Raw records
• • • •

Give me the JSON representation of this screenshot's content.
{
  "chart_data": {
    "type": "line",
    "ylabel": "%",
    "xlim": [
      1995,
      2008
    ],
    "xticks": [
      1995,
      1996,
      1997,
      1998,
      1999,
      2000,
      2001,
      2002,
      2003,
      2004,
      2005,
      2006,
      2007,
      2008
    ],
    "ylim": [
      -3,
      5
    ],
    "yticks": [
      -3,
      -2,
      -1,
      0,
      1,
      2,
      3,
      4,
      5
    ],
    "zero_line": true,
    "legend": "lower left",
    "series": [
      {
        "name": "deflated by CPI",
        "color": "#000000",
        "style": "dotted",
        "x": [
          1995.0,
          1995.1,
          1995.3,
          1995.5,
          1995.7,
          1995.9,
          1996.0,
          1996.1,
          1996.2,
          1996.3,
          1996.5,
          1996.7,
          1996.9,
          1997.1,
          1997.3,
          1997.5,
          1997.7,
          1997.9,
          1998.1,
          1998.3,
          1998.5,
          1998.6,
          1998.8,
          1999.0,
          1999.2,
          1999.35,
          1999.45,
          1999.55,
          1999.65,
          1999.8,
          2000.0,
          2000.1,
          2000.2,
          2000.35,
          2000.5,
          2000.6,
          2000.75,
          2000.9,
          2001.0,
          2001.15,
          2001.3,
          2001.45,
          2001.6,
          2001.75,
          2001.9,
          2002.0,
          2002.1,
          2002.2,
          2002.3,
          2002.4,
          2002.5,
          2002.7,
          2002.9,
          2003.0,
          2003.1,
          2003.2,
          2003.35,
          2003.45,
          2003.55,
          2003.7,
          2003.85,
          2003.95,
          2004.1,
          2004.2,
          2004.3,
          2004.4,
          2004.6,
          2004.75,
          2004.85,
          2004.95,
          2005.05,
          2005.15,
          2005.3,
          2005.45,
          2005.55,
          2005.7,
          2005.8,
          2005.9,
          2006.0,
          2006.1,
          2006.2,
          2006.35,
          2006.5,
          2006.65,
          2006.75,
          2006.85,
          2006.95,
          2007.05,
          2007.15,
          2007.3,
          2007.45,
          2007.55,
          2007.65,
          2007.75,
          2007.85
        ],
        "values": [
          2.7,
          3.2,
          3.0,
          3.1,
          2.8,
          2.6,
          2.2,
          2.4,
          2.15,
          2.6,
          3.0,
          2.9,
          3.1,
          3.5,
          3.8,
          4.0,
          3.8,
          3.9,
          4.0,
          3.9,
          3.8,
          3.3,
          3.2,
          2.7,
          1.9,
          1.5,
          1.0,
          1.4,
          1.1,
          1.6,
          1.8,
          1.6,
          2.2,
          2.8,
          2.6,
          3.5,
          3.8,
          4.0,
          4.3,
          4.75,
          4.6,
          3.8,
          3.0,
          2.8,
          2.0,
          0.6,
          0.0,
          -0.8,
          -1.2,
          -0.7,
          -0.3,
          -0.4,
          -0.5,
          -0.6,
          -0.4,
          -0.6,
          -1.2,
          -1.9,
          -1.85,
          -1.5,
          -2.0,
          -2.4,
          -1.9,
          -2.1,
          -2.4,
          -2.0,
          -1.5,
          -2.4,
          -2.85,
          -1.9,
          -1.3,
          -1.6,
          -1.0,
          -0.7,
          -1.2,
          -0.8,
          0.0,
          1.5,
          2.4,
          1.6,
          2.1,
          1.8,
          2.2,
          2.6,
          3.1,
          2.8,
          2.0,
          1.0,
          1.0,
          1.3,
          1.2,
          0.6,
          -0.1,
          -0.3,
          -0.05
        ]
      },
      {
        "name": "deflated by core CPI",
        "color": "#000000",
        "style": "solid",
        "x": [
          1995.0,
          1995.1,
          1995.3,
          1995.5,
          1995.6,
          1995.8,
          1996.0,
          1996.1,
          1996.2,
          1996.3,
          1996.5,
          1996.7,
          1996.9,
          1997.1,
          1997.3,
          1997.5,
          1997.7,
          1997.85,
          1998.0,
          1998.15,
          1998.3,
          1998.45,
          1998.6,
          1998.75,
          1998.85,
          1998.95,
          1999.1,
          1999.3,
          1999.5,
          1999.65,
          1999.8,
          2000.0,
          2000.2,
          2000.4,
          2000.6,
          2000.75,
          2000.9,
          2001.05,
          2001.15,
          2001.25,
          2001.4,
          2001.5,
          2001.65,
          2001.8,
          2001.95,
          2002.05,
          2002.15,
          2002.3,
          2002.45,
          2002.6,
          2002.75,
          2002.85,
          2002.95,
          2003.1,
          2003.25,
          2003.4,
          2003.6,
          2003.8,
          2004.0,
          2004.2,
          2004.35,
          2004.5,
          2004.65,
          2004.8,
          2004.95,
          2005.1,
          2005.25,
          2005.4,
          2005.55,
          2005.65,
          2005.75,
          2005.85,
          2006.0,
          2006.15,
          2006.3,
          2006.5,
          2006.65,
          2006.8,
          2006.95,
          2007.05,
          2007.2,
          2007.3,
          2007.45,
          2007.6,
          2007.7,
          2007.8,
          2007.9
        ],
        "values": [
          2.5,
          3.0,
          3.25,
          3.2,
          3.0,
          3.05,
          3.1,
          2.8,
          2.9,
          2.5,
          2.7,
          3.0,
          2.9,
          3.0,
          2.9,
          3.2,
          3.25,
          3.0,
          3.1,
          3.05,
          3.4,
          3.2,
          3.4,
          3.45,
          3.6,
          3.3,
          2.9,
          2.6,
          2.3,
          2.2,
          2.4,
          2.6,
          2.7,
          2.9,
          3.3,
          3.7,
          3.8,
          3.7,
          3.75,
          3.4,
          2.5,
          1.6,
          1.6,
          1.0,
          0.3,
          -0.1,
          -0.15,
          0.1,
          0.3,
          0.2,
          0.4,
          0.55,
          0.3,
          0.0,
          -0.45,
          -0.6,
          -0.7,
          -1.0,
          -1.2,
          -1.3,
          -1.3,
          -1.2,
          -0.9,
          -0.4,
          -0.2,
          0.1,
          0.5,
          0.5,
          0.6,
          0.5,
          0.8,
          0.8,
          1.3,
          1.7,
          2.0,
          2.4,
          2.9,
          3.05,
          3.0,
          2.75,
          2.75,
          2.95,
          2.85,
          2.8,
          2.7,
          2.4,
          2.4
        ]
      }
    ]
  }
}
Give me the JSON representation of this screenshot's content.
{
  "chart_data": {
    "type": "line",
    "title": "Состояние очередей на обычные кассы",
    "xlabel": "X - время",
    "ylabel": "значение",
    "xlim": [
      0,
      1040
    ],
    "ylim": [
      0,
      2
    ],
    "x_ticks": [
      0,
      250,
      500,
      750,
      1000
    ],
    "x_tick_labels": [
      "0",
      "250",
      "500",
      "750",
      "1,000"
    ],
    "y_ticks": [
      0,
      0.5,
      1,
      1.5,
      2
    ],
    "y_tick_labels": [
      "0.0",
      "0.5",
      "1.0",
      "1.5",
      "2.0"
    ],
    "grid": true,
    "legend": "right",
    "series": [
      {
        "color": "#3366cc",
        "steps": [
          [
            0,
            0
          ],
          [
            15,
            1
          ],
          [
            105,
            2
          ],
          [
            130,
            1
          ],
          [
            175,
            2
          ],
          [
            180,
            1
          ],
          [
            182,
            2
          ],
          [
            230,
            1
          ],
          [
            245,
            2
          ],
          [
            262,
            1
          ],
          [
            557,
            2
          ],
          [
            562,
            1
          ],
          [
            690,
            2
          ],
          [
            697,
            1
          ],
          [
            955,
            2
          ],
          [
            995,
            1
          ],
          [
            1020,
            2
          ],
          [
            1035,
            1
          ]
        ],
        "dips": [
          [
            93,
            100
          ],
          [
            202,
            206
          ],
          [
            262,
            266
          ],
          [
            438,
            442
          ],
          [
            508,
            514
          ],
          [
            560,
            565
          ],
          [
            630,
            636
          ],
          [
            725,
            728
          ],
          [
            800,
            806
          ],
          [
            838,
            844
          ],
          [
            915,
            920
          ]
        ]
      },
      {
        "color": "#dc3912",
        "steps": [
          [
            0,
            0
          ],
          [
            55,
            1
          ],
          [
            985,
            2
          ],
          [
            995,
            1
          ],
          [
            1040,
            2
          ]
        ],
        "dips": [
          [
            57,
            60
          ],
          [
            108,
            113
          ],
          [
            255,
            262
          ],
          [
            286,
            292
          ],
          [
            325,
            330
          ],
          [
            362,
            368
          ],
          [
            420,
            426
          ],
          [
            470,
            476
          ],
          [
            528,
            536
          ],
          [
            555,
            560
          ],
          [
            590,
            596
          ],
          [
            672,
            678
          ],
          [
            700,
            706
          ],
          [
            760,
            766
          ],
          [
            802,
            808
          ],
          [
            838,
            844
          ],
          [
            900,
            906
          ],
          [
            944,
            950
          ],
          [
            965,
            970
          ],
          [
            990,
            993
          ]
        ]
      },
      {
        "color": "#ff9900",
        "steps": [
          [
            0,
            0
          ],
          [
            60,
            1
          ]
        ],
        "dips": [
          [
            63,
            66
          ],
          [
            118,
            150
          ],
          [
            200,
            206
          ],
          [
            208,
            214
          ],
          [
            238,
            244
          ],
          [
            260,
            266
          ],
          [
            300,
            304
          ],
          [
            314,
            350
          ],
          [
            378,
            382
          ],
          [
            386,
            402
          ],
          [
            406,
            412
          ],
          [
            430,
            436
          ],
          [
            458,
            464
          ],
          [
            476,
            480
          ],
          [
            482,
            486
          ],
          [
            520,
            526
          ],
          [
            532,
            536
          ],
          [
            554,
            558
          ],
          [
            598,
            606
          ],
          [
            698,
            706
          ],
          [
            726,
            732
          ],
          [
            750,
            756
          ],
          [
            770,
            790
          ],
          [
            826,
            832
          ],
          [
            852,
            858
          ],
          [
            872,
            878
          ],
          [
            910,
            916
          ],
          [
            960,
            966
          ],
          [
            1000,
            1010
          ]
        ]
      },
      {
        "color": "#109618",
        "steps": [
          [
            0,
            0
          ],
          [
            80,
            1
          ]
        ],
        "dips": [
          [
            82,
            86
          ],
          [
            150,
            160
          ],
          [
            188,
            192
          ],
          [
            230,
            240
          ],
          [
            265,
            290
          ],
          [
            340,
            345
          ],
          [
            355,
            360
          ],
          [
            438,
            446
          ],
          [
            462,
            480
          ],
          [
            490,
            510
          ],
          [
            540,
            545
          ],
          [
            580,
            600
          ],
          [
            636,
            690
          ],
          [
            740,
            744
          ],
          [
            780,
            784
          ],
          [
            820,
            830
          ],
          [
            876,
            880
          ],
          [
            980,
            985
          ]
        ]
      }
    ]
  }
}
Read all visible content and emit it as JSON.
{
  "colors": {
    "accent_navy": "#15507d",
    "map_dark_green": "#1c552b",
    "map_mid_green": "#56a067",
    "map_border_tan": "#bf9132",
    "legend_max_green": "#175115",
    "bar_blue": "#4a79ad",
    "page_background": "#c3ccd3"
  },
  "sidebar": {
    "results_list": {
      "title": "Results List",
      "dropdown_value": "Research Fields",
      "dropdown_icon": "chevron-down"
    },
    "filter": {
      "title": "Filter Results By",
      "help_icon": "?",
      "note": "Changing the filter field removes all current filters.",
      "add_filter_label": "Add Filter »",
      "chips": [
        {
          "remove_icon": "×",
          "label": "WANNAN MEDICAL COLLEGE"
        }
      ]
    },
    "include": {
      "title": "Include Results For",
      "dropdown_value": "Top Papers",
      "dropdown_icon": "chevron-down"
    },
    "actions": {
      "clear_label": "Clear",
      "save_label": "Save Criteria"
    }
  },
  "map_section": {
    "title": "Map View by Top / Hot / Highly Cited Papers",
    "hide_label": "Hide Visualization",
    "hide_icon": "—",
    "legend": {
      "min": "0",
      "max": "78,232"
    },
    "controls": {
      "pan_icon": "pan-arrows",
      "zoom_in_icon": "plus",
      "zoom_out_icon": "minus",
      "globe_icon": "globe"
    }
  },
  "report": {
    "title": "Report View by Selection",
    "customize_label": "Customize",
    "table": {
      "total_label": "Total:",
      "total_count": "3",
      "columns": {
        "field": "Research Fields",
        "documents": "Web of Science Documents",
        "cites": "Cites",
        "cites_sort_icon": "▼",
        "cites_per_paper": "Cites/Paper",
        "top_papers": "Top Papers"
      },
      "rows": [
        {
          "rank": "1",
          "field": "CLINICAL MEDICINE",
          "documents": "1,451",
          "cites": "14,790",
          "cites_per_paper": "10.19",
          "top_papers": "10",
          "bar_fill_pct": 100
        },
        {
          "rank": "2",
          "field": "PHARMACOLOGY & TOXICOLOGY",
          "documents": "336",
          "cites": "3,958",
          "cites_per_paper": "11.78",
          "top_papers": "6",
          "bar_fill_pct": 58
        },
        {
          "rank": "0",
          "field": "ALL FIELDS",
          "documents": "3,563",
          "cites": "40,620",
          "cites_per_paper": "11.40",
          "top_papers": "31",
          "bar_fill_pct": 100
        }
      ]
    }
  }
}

• • • •

• **What to work on**
In the records above, find each line holding "documents" and copy it.

• **Complete output**
        "documents": "Web of Science Documents",
          "documents": "1,451",
          "documents": "336",
          "documents": "3,563",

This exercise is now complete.